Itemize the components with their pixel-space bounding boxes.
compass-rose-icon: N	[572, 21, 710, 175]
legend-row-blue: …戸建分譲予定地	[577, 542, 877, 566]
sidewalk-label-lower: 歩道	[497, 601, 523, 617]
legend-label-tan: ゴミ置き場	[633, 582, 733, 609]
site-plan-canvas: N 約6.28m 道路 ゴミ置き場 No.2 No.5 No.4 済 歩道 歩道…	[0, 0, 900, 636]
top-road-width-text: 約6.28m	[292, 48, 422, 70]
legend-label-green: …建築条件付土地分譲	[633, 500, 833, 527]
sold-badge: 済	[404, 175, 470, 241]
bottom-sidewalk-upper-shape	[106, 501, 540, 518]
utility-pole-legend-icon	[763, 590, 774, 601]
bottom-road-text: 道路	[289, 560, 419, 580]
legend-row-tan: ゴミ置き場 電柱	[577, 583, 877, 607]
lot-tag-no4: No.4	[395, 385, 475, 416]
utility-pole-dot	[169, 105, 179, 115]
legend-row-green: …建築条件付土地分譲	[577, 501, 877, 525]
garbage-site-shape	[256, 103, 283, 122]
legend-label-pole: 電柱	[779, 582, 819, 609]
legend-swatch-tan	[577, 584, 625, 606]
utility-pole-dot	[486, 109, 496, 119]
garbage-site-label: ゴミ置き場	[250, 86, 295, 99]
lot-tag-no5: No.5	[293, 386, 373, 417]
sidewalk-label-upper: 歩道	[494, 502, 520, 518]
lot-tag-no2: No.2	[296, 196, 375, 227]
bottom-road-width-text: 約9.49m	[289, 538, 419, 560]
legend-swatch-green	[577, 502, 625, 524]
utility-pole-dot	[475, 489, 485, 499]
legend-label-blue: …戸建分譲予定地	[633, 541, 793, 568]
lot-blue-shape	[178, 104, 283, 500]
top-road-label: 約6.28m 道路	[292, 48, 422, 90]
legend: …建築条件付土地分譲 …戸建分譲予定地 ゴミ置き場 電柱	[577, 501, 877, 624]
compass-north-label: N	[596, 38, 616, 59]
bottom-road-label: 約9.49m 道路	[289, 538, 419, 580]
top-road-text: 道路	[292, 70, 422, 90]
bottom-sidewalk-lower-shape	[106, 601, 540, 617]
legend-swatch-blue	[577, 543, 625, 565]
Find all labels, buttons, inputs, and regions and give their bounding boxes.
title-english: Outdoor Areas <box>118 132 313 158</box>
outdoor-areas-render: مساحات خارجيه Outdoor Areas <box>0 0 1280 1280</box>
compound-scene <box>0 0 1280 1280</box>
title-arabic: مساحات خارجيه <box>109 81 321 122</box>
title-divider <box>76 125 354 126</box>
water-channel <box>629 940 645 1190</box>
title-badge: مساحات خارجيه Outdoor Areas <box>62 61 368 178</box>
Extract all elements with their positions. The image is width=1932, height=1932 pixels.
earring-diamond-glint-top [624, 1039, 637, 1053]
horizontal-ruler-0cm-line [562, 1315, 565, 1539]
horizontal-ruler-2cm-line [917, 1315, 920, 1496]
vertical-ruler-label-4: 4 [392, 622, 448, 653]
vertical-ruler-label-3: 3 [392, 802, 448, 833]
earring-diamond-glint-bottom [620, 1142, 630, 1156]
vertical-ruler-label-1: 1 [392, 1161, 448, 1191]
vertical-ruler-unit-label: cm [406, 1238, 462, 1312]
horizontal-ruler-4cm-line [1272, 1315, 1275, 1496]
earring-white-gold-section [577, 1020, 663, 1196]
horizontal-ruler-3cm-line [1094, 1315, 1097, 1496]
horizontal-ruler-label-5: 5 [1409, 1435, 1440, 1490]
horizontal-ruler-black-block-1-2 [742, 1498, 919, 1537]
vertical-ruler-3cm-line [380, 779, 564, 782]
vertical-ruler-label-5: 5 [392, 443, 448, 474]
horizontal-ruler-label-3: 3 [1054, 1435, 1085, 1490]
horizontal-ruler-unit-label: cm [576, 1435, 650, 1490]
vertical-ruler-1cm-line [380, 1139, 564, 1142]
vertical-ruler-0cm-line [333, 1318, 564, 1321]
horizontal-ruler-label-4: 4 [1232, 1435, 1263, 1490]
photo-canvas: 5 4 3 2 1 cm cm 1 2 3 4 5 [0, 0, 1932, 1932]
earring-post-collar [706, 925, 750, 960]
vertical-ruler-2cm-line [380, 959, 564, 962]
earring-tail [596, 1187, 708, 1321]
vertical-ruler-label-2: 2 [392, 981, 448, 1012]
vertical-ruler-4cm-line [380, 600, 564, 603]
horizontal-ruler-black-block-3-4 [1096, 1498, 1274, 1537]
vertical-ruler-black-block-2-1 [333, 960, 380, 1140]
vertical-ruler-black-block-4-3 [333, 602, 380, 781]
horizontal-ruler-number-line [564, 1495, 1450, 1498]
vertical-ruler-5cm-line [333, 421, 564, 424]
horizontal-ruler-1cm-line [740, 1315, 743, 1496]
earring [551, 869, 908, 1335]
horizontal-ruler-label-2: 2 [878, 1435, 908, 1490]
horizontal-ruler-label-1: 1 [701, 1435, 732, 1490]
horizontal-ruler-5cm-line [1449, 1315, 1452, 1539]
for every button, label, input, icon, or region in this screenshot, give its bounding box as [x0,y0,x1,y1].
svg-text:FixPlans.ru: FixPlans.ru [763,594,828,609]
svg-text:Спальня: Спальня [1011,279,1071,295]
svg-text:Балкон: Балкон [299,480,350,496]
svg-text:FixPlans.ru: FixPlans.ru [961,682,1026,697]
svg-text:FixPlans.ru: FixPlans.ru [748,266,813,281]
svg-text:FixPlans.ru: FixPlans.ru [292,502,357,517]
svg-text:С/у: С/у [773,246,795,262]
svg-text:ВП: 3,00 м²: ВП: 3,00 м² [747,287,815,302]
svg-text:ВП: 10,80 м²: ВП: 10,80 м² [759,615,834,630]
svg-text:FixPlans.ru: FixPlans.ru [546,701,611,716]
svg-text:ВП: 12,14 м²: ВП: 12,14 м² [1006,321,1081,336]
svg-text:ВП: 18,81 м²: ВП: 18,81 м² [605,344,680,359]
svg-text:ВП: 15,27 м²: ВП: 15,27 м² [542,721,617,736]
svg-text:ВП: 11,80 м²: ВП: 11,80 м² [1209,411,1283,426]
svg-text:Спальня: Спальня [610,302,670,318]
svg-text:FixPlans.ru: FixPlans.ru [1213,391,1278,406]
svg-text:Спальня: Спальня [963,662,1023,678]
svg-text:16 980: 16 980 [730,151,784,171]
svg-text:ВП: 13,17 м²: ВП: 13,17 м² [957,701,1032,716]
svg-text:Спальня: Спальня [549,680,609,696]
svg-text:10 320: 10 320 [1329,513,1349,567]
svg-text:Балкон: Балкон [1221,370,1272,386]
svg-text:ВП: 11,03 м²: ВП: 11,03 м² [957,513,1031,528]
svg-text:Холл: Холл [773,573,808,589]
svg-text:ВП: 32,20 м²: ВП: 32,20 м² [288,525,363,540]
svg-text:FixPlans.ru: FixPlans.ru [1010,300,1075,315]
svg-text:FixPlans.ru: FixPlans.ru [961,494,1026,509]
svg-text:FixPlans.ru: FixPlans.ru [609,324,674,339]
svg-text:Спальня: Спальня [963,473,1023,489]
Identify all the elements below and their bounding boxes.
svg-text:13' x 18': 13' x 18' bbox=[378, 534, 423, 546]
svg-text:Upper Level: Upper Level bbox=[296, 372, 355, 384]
* * * * * * *
Give the number of lines in the items above that contain the string "bbox". Reply with the number only.

• _FINISHED ANSWER_: 2